**Instructions to follow**
Exactly repeat the material, dropping only the pictures.

**Records to use**
- - - -
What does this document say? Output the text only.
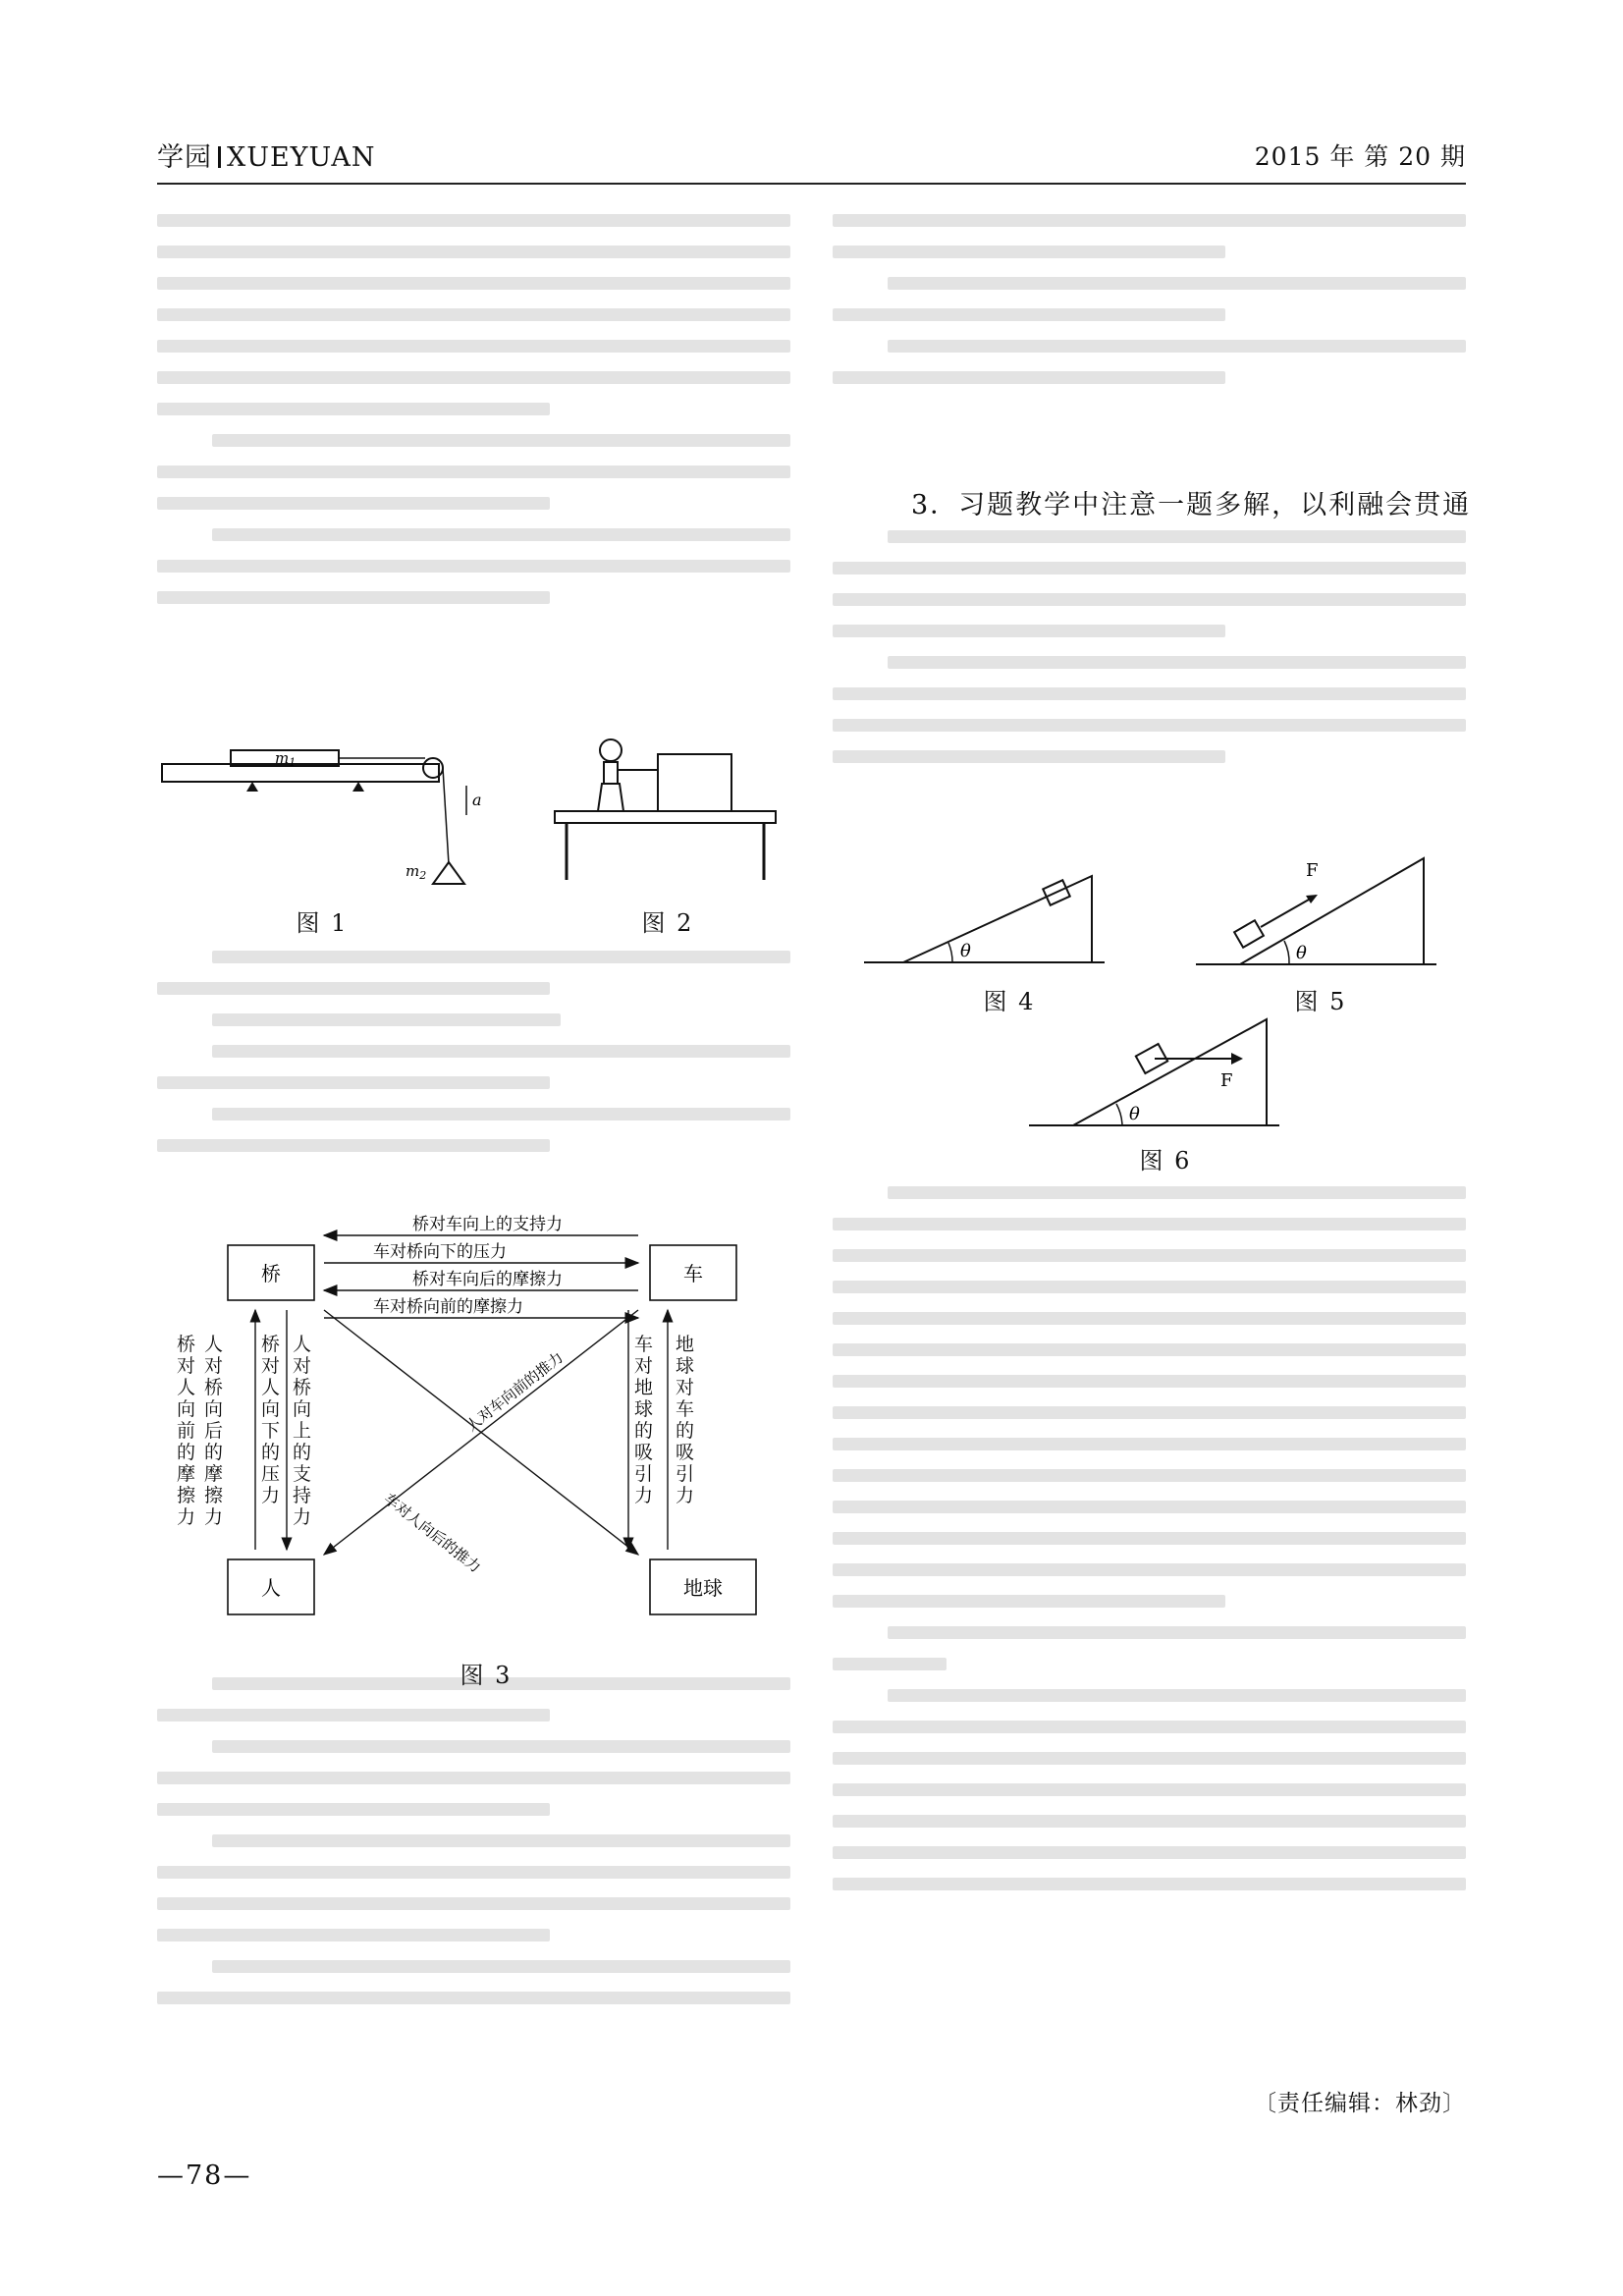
学园 XUEYUAN	2015 年 第 20 期
3．习题教学中注意一题多解，以利融会贯通
$m_1$
$m_2$
a
图 1	图 2
桥	车
人	地球
桥对车向上的支持力
车对桥向下的压力
桥对车向后的摩擦力
车对桥向前的摩擦力
人对车向前的推力
车对人向后的推力
桥对人向前的摩擦力
人对桥向后的摩擦力
桥对人向下的压力
人对桥向上的支持力
车对地球的吸引力
地球对车的吸引力
图 3
θ
图 4
F
θ
图 5
F
θ
图 6
〔责任编辑：林劲〕
—78—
- - - -
**Reply to the task**
What does this document say? Output the text only.
学园 XUEYUAN	2015 年 第 20 期
3．习题教学中注意一题多解，以利融会贯通
$m_1$
$m_2$
a
图 1	图 2
桥	车
人	地球
桥对车向上的支持力
车对桥向下的压力
桥对车向后的摩擦力
车对桥向前的摩擦力
人对车向前的推力
车对人向后的推力
桥对人向前的摩擦力
人对桥向后的摩擦力
桥对人向下的压力
人对桥向上的支持力
车对地球的吸引力
地球对车的吸引力
图 3
θ
图 4
F
θ
图 5
F
θ
图 6
〔责任编辑：林劲〕
—78—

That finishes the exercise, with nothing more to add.